• _What you will do_
Copy the full set of lines exactly as given.

• _Exercise materials_
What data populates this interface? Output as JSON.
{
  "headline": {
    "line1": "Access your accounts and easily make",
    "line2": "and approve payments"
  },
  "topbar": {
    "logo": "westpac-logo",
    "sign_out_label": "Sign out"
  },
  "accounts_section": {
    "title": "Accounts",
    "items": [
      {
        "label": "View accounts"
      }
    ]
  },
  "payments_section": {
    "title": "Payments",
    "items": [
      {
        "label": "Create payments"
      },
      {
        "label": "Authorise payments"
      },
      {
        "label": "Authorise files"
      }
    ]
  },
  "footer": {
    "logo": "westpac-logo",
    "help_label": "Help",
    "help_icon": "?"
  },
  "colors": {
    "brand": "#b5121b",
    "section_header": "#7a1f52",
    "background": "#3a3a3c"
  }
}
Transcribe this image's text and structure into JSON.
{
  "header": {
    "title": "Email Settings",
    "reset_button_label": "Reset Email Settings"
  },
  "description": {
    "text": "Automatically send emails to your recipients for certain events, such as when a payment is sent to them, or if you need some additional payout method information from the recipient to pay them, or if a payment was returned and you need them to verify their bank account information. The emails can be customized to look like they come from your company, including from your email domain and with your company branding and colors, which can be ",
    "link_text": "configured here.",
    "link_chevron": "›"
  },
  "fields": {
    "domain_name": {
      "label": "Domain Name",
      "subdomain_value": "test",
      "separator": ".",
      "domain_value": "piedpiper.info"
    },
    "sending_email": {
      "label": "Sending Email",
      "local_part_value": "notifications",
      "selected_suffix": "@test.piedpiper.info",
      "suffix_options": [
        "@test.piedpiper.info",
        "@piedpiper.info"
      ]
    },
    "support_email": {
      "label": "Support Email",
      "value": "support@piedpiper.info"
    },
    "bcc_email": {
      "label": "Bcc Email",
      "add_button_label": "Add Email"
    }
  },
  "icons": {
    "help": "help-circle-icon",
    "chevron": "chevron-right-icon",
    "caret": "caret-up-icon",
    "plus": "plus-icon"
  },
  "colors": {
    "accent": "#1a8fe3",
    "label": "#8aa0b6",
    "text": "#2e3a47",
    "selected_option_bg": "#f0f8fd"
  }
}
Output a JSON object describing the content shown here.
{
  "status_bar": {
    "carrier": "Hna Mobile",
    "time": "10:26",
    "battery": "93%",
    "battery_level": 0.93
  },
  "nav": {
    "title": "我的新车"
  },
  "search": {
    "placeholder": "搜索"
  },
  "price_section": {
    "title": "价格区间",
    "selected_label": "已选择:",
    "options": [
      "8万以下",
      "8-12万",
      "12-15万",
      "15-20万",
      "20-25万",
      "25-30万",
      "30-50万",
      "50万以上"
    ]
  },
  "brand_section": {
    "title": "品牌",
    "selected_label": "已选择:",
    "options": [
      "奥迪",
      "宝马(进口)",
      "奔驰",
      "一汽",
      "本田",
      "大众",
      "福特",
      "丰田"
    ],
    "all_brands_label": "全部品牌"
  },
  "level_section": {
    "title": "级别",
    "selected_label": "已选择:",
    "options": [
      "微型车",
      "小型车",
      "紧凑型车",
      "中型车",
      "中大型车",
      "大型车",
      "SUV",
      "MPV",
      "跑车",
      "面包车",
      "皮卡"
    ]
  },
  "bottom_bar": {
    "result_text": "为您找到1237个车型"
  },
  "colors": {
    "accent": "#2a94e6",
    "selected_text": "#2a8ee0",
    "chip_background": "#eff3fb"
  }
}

• _Response to this exercise_
What data populates this interface? Output as JSON.
{
  "headline": {
    "line1": "Access your accounts and easily make",
    "line2": "and approve payments"
  },
  "topbar": {
    "logo": "westpac-logo",
    "sign_out_label": "Sign out"
  },
  "accounts_section": {
    "title": "Accounts",
    "items": [
      {
        "label": "View accounts"
      }
    ]
  },
  "payments_section": {
    "title": "Payments",
    "items": [
      {
        "label": "Create payments"
      },
      {
        "label": "Authorise payments"
      },
      {
        "label": "Authorise files"
      }
    ]
  },
  "footer": {
    "logo": "westpac-logo",
    "help_label": "Help",
    "help_icon": "?"
  },
  "colors": {
    "brand": "#b5121b",
    "section_header": "#7a1f52",
    "background": "#3a3a3c"
  }
}
Transcribe this image's text and structure into JSON.
{
  "header": {
    "title": "Email Settings",
    "reset_button_label": "Reset Email Settings"
  },
  "description": {
    "text": "Automatically send emails to your recipients for certain events, such as when a payment is sent to them, or if you need some additional payout method information from the recipient to pay them, or if a payment was returned and you need them to verify their bank account information. The emails can be customized to look like they come from your company, including from your email domain and with your company branding and colors, which can be ",
    "link_text": "configured here.",
    "link_chevron": "›"
  },
  "fields": {
    "domain_name": {
      "label": "Domain Name",
      "subdomain_value": "test",
      "separator": ".",
      "domain_value": "piedpiper.info"
    },
    "sending_email": {
      "label": "Sending Email",
      "local_part_value": "notifications",
      "selected_suffix": "@test.piedpiper.info",
      "suffix_options": [
        "@test.piedpiper.info",
        "@piedpiper.info"
      ]
    },
    "support_email": {
      "label": "Support Email",
      "value": "support@piedpiper.info"
    },
    "bcc_email": {
      "label": "Bcc Email",
      "add_button_label": "Add Email"
    }
  },
  "icons": {
    "help": "help-circle-icon",
    "chevron": "chevron-right-icon",
    "caret": "caret-up-icon",
    "plus": "plus-icon"
  },
  "colors": {
    "accent": "#1a8fe3",
    "label": "#8aa0b6",
    "text": "#2e3a47",
    "selected_option_bg": "#f0f8fd"
  }
}
Output a JSON object describing the content shown here.
{
  "status_bar": {
    "carrier": "Hna Mobile",
    "time": "10:26",
    "battery": "93%",
    "battery_level": 0.93
  },
  "nav": {
    "title": "我的新车"
  },
  "search": {
    "placeholder": "搜索"
  },
  "price_section": {
    "title": "价格区间",
    "selected_label": "已选择:",
    "options": [
      "8万以下",
      "8-12万",
      "12-15万",
      "15-20万",
      "20-25万",
      "25-30万",
      "30-50万",
      "50万以上"
    ]
  },
  "brand_section": {
    "title": "品牌",
    "selected_label": "已选择:",
    "options": [
      "奥迪",
      "宝马(进口)",
      "奔驰",
      "一汽",
      "本田",
      "大众",
      "福特",
      "丰田"
    ],
    "all_brands_label": "全部品牌"
  },
  "level_section": {
    "title": "级别",
    "selected_label": "已选择:",
    "options": [
      "微型车",
      "小型车",
      "紧凑型车",
      "中型车",
      "中大型车",
      "大型车",
      "SUV",
      "MPV",
      "跑车",
      "面包车",
      "皮卡"
    ]
  },
  "bottom_bar": {
    "result_text": "为您找到1237个车型"
  },
  "colors": {
    "accent": "#2a94e6",
    "selected_text": "#2a8ee0",
    "chip_background": "#eff3fb"
  }
}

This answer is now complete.